---------- Entries supplied
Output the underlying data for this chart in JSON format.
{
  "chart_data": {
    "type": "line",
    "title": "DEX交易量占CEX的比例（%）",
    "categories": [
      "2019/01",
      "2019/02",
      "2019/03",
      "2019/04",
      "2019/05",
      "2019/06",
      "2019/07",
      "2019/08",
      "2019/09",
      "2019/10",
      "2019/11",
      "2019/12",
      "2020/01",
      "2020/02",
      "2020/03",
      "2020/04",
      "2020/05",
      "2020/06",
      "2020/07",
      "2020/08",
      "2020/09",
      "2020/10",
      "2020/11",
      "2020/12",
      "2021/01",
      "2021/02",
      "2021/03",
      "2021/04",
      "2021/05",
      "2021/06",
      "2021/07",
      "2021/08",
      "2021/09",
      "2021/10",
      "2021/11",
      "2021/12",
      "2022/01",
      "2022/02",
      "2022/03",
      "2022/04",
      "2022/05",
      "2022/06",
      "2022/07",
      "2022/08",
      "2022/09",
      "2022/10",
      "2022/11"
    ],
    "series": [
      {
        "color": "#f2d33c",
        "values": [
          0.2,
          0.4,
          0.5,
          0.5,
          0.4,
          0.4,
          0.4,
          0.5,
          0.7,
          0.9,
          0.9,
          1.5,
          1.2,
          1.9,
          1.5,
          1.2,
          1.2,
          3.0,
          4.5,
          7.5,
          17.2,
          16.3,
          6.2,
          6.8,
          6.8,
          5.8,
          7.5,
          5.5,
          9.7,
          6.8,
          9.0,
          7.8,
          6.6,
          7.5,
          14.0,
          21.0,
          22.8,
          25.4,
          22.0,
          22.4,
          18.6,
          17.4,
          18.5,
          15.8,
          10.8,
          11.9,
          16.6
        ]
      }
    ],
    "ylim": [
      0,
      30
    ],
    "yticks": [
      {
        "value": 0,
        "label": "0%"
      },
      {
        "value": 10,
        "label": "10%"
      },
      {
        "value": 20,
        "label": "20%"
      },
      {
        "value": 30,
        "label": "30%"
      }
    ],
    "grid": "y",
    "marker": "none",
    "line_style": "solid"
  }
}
--------------------
Your goal:
Repeat all the entries word for word.

Exercise answer:
Output the underlying data for this chart in JSON format.
{
  "chart_data": {
    "type": "line",
    "title": "DEX交易量占CEX的比例（%）",
    "categories": [
      "2019/01",
      "2019/02",
      "2019/03",
      "2019/04",
      "2019/05",
      "2019/06",
      "2019/07",
      "2019/08",
      "2019/09",
      "2019/10",
      "2019/11",
      "2019/12",
      "2020/01",
      "2020/02",
      "2020/03",
      "2020/04",
      "2020/05",
      "2020/06",
      "2020/07",
      "2020/08",
      "2020/09",
      "2020/10",
      "2020/11",
      "2020/12",
      "2021/01",
      "2021/02",
      "2021/03",
      "2021/04",
      "2021/05",
      "2021/06",
      "2021/07",
      "2021/08",
      "2021/09",
      "2021/10",
      "2021/11",
      "2021/12",
      "2022/01",
      "2022/02",
      "2022/03",
      "2022/04",
      "2022/05",
      "2022/06",
      "2022/07",
      "2022/08",
      "2022/09",
      "2022/10",
      "2022/11"
    ],
    "series": [
      {
        "color": "#f2d33c",
        "values": [
          0.2,
          0.4,
          0.5,
          0.5,
          0.4,
          0.4,
          0.4,
          0.5,
          0.7,
          0.9,
          0.9,
          1.5,
          1.2,
          1.9,
          1.5,
          1.2,
          1.2,
          3.0,
          4.5,
          7.5,
          17.2,
          16.3,
          6.2,
          6.8,
          6.8,
          5.8,
          7.5,
          5.5,
          9.7,
          6.8,
          9.0,
          7.8,
          6.6,
          7.5,
          14.0,
          21.0,
          22.8,
          25.4,
          22.0,
          22.4,
          18.6,
          17.4,
          18.5,
          15.8,
          10.8,
          11.9,
          16.6
        ]
      }
    ],
    "ylim": [
      0,
      30
    ],
    "yticks": [
      {
        "value": 0,
        "label": "0%"
      },
      {
        "value": 10,
        "label": "10%"
      },
      {
        "value": 20,
        "label": "20%"
      },
      {
        "value": 30,
        "label": "30%"
      }
    ],
    "grid": "y",
    "marker": "none",
    "line_style": "solid"
  }
}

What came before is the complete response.